**Exercise brief**: Can you retype only the lines from the one with "Read this page and output its text content." through the final line of the material, exactly as given?

**Supplied information**:
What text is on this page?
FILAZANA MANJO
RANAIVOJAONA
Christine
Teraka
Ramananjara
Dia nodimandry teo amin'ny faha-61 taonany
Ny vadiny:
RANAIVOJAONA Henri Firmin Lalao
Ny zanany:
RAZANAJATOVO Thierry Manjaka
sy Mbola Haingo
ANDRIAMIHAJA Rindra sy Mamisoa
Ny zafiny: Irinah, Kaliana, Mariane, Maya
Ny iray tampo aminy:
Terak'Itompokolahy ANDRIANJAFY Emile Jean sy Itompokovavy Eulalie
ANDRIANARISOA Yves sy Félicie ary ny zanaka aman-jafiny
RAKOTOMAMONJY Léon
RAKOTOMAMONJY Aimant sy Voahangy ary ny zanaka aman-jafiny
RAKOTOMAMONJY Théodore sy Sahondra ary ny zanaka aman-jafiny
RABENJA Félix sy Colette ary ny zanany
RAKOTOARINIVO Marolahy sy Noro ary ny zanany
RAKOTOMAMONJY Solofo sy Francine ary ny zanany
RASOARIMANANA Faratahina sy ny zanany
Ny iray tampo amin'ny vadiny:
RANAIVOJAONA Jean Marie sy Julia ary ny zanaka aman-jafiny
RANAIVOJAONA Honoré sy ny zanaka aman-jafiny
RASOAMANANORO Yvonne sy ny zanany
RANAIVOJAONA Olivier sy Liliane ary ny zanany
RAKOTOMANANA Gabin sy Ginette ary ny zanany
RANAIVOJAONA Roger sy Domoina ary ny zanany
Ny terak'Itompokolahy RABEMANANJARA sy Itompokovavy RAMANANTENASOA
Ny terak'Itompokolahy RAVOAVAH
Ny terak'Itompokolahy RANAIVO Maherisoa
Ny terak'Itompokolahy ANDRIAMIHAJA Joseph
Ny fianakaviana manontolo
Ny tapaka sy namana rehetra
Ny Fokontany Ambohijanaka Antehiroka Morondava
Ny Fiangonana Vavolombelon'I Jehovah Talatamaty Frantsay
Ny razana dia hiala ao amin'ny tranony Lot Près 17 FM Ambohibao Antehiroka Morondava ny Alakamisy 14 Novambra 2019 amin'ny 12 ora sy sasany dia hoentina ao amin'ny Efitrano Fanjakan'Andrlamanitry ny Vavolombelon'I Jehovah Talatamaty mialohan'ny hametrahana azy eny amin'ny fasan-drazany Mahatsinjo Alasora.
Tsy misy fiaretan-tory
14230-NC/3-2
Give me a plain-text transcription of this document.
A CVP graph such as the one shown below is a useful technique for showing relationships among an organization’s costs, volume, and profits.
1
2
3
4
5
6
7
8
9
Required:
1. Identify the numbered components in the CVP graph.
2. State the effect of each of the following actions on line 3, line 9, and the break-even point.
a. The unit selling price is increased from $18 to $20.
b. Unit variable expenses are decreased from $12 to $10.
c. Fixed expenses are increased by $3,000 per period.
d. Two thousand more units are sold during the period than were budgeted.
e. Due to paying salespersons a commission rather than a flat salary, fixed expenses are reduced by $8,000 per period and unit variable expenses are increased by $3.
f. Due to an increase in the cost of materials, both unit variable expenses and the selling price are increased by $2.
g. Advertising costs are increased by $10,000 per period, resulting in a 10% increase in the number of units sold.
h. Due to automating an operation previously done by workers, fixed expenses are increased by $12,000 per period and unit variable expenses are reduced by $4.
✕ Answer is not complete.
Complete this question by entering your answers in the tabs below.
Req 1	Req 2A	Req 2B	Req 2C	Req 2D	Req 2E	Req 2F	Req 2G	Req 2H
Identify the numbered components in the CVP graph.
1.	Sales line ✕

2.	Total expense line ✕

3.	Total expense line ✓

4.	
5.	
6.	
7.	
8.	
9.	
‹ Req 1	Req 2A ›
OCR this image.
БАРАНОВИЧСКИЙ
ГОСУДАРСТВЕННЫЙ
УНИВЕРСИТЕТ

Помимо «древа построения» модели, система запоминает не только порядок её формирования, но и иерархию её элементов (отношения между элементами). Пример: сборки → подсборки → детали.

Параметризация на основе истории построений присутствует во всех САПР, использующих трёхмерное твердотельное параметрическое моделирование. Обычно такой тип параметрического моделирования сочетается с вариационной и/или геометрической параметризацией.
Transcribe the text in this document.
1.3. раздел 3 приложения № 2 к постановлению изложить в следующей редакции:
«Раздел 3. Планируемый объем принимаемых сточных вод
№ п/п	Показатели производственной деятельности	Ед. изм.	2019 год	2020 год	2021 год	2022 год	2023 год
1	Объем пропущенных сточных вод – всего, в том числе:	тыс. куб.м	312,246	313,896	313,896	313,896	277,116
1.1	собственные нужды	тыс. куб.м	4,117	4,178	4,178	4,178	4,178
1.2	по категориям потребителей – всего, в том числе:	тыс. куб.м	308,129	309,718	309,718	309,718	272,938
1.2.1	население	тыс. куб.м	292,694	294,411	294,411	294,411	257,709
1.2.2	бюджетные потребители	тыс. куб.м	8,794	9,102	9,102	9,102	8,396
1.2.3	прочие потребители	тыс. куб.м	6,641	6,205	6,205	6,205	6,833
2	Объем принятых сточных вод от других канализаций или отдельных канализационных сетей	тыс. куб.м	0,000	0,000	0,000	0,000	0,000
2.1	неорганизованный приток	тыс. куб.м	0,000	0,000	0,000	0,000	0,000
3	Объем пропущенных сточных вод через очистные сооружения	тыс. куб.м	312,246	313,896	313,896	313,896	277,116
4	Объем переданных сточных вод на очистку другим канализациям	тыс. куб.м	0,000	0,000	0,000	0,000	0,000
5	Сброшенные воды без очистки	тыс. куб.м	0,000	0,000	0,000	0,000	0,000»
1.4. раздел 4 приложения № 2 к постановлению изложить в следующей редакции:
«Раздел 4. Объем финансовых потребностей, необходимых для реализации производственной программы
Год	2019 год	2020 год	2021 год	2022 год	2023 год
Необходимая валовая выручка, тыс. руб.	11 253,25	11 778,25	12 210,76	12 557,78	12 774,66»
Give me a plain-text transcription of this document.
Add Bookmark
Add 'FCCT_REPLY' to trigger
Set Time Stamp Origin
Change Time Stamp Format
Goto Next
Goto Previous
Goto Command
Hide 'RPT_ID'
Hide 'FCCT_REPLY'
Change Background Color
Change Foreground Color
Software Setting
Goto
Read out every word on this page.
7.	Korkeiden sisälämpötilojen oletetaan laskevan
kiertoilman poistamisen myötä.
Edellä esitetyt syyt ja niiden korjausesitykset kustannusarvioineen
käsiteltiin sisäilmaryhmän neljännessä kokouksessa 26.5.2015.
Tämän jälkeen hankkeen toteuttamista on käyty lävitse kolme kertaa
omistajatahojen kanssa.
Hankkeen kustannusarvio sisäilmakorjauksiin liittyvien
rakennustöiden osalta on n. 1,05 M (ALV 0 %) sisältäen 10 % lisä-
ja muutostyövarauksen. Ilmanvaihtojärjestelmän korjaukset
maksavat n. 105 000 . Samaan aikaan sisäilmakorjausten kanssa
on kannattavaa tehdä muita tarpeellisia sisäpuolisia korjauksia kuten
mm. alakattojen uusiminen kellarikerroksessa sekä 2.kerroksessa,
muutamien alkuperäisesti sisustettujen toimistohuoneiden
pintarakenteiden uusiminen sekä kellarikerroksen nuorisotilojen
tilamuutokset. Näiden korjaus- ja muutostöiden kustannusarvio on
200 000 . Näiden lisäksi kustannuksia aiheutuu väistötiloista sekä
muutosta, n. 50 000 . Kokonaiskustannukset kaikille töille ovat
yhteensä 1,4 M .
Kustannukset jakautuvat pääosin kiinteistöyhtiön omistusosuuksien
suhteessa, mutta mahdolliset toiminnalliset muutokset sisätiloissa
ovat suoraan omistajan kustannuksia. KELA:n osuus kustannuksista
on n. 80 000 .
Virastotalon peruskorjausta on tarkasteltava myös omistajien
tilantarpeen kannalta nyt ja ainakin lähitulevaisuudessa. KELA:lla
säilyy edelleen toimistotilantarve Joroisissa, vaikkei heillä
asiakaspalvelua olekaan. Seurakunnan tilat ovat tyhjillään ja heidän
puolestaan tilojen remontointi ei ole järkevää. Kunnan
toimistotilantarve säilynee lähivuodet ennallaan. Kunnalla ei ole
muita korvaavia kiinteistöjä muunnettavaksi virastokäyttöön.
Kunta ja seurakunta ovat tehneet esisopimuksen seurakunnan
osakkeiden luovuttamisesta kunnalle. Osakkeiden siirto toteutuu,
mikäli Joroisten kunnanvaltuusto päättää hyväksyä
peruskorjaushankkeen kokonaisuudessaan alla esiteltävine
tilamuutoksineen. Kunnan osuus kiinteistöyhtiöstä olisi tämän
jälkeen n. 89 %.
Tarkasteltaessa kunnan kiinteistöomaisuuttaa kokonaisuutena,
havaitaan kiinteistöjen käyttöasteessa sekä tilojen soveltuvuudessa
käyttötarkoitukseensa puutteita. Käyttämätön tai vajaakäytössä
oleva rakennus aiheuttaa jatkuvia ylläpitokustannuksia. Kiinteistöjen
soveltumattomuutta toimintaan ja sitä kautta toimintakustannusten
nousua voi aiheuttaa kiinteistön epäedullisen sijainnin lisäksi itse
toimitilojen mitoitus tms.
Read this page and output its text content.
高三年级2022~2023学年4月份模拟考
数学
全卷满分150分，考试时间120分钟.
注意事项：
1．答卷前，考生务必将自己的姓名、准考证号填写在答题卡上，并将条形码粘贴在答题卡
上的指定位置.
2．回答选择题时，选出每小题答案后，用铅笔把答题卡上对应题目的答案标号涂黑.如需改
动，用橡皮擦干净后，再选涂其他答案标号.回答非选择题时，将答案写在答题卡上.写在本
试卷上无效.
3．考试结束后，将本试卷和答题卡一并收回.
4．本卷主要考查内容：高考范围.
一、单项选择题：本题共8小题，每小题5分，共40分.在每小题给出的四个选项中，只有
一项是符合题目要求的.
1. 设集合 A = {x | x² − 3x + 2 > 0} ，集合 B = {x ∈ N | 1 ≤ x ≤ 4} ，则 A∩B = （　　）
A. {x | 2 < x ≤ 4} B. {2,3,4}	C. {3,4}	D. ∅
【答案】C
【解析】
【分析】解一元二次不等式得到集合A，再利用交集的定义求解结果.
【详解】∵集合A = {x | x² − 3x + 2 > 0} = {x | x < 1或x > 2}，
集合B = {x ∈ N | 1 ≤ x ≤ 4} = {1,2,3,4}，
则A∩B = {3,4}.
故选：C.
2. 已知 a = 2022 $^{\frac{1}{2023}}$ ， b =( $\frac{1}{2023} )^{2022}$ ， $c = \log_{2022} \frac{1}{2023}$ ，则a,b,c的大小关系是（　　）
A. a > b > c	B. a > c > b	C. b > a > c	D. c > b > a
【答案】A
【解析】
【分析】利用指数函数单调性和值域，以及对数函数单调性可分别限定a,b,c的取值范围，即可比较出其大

**Finished answer**:
Read this page and output its text content.
高三年级2022~2023学年4月份模拟考
数学
全卷满分150分，考试时间120分钟.
注意事项：
1．答卷前，考生务必将自己的姓名、准考证号填写在答题卡上，并将条形码粘贴在答题卡
上的指定位置.
2．回答选择题时，选出每小题答案后，用铅笔把答题卡上对应题目的答案标号涂黑.如需改
动，用橡皮擦干净后，再选涂其他答案标号.回答非选择题时，将答案写在答题卡上.写在本
试卷上无效.
3．考试结束后，将本试卷和答题卡一并收回.
4．本卷主要考查内容：高考范围.
一、单项选择题：本题共8小题，每小题5分，共40分.在每小题给出的四个选项中，只有
一项是符合题目要求的.
1. 设集合 A = {x | x² − 3x + 2 > 0} ，集合 B = {x ∈ N | 1 ≤ x ≤ 4} ，则 A∩B = （　　）
A. {x | 2 < x ≤ 4} B. {2,3,4}	C. {3,4}	D. ∅
【答案】C
【解析】
【分析】解一元二次不等式得到集合A，再利用交集的定义求解结果.
【详解】∵集合A = {x | x² − 3x + 2 > 0} = {x | x < 1或x > 2}，
集合B = {x ∈ N | 1 ≤ x ≤ 4} = {1,2,3,4}，
则A∩B = {3,4}.
故选：C.
2. 已知 a = 2022 $^{\frac{1}{2023}}$ ， b =( $\frac{1}{2023} )^{2022}$ ， $c = \log_{2022} \frac{1}{2023}$ ，则a,b,c的大小关系是（　　）
A. a > b > c	B. a > c > b	C. b > a > c	D. c > b > a
【答案】A
【解析】
【分析】利用指数函数单调性和值域，以及对数函数单调性可分别限定a,b,c的取值范围，即可比较出其大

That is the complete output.